◆ **Short problem**
Among the entries below, find the lines with "this" and copy them.

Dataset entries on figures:
## begin
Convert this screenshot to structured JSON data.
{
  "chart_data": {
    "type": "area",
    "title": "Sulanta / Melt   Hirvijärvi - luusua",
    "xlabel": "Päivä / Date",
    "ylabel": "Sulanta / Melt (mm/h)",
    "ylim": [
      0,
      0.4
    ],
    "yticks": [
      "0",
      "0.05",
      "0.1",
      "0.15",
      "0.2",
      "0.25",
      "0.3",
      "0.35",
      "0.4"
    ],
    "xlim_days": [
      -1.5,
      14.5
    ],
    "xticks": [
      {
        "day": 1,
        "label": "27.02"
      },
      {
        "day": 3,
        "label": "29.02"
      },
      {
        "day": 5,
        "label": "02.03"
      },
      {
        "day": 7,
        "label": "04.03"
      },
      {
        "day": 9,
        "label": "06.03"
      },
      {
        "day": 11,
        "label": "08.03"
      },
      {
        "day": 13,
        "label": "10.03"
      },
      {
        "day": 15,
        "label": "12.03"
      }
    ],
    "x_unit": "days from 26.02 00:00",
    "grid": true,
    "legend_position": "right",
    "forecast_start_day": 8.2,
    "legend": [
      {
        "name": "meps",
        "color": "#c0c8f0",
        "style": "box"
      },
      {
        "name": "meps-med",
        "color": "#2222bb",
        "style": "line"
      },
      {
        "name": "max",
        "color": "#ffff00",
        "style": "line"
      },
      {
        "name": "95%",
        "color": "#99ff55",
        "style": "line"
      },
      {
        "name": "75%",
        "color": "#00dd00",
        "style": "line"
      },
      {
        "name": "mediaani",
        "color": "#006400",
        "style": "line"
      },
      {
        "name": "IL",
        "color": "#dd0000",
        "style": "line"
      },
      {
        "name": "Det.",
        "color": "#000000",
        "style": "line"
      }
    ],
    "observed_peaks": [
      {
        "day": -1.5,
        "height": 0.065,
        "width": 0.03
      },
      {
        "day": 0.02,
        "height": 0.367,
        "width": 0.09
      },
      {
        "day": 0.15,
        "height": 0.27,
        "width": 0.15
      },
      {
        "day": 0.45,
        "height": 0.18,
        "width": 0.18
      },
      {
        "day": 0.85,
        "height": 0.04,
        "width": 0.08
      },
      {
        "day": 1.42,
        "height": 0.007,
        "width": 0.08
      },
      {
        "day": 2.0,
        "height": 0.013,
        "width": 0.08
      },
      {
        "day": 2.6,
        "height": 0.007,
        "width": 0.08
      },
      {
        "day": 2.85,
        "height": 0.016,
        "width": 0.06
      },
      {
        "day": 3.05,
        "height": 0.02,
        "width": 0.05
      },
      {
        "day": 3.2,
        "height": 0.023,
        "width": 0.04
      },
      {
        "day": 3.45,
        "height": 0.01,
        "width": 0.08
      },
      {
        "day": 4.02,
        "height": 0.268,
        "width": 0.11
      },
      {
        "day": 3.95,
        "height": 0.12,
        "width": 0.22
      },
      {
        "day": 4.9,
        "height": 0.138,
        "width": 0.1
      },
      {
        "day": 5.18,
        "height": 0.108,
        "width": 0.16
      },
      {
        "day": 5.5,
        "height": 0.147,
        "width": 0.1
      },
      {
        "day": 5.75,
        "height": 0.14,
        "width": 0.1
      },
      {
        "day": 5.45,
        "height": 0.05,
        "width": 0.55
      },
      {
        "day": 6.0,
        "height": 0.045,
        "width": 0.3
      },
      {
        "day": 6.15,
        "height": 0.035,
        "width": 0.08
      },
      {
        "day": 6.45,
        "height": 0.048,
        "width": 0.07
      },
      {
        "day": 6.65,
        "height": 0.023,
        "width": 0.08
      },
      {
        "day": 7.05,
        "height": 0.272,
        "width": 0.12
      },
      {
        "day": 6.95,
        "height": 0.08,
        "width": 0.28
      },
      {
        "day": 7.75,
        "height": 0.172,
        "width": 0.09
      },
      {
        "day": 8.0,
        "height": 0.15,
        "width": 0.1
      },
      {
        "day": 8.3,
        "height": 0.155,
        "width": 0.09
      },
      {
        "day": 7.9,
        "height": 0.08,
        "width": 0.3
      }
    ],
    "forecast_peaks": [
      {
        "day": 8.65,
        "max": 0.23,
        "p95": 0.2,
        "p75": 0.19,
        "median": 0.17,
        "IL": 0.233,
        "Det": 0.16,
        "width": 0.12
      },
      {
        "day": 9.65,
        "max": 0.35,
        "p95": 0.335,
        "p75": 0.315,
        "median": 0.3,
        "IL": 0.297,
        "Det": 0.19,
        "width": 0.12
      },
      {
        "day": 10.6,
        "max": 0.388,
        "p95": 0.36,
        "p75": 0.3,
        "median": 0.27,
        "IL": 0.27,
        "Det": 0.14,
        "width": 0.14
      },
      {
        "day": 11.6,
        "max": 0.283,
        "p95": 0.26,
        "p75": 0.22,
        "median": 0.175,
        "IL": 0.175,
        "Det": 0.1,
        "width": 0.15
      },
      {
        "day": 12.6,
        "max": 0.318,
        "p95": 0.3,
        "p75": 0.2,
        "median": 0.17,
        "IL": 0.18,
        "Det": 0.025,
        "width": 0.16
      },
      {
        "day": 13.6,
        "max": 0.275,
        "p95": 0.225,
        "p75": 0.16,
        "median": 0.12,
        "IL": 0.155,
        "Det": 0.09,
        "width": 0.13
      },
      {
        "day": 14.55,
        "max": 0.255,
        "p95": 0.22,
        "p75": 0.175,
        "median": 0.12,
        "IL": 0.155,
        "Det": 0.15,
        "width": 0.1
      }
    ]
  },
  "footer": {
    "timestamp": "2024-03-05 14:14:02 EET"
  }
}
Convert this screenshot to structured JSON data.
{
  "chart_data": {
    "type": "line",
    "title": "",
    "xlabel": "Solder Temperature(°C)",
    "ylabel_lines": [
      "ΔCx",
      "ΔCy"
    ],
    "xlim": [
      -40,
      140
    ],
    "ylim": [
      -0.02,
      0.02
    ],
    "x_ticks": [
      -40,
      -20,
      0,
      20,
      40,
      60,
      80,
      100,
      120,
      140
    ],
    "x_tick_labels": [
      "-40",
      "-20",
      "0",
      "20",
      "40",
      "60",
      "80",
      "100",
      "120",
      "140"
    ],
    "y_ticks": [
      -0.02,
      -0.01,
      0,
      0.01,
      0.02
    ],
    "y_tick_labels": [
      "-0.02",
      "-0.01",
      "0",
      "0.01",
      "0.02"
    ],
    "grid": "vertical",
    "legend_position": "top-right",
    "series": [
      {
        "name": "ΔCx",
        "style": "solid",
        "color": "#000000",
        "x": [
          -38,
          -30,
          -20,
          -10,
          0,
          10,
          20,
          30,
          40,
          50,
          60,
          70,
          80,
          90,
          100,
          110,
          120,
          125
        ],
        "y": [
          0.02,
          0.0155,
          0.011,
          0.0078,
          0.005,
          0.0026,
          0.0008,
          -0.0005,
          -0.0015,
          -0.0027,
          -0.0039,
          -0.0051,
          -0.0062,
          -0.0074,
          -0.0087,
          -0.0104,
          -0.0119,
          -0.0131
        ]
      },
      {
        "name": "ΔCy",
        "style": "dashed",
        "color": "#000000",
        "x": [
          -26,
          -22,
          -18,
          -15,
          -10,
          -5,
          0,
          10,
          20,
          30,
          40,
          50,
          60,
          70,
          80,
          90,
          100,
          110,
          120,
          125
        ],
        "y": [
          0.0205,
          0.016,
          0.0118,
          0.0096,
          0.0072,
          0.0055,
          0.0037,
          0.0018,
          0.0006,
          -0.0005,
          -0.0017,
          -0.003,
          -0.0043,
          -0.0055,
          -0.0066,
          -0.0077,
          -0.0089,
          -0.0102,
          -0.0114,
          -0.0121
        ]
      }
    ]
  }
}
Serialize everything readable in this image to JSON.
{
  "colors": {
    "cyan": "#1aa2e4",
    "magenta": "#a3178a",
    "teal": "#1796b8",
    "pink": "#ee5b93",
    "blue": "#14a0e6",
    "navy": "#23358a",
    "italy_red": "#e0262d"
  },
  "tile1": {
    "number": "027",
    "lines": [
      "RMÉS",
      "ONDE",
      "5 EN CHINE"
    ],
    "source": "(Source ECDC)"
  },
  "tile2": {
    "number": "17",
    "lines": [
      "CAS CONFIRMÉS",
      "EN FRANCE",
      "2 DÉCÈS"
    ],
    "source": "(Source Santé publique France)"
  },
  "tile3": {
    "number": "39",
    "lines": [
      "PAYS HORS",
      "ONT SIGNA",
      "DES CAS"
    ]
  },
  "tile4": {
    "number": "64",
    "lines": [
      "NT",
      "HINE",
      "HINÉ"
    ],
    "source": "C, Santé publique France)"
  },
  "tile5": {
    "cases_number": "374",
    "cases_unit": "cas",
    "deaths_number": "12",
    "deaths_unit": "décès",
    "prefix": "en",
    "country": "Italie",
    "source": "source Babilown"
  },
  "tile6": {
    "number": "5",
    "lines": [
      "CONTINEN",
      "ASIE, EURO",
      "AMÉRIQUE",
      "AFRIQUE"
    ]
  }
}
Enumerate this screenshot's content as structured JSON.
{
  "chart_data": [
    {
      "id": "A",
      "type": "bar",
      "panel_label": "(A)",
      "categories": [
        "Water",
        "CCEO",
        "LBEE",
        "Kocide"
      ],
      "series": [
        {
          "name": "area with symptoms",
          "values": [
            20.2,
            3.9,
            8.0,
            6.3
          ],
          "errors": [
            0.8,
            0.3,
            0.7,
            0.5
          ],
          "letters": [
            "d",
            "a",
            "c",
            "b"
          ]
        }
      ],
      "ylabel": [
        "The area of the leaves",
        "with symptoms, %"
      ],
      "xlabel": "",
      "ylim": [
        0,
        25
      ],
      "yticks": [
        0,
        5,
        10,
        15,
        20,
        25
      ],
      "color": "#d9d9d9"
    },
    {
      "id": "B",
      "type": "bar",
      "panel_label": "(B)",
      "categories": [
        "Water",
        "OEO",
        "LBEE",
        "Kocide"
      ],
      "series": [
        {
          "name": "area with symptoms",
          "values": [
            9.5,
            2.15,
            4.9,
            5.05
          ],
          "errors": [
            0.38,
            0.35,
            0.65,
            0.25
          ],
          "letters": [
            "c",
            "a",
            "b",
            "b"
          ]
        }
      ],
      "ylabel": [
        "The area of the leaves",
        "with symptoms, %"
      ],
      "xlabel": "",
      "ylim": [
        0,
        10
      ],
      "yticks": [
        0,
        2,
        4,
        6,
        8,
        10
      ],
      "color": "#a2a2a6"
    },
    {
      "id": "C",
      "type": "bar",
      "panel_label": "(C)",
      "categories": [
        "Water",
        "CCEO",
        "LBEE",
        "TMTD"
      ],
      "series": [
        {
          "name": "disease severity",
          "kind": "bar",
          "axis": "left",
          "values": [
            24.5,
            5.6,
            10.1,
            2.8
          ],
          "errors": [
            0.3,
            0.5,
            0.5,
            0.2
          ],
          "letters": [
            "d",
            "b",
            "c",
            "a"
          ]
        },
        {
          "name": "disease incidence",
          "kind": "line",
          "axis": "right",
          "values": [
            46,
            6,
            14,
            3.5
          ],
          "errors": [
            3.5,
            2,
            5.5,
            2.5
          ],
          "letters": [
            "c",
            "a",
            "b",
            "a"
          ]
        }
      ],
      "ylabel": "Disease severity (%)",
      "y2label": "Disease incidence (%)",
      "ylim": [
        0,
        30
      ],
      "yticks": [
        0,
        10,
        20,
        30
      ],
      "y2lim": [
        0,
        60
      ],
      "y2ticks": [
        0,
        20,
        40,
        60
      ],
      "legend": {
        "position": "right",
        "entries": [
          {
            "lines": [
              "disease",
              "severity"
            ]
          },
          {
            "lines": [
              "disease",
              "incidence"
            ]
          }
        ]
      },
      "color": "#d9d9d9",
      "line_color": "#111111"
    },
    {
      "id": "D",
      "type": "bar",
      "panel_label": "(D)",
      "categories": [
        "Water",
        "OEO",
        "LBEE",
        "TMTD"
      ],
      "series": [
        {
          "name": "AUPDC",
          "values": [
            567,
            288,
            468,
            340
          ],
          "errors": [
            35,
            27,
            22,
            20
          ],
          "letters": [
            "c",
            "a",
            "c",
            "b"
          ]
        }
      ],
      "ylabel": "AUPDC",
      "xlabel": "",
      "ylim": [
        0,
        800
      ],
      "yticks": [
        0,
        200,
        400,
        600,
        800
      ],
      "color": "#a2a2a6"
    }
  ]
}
## end
◆ **Finished answer**
Convert this screenshot to structured JSON data.
Convert this screenshot to structured JSON data.
Serialize everything readable in this image to JSON.
Enumerate this screenshot's content as structured JSON.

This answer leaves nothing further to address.